• EXERCISE GOAL
Extract every line that includes the string "supplied".
# # #
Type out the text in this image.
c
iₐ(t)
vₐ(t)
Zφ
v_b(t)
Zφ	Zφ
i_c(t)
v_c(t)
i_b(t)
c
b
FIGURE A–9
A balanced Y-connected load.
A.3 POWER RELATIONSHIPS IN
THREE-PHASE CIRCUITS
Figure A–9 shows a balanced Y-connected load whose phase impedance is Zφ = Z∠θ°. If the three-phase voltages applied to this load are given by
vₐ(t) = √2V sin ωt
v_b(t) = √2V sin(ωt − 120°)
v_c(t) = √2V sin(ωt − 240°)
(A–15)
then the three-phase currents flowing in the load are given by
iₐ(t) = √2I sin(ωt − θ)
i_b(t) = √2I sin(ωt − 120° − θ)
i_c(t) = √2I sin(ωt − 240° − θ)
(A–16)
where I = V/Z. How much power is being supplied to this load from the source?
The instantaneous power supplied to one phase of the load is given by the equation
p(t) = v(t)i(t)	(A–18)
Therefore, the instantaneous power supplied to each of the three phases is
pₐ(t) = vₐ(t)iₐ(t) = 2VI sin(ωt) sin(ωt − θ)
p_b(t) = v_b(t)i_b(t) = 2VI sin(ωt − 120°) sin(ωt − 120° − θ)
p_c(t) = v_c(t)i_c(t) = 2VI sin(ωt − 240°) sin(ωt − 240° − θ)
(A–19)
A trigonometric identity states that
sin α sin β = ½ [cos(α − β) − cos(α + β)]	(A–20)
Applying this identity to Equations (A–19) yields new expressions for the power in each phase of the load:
# # #
• EXPECTED ANSWER
where I = V/Z. How much power is being supplied to this load from the source?
The instantaneous power supplied to one phase of the load is given by the equation
Therefore, the instantaneous power supplied to each of the three phases is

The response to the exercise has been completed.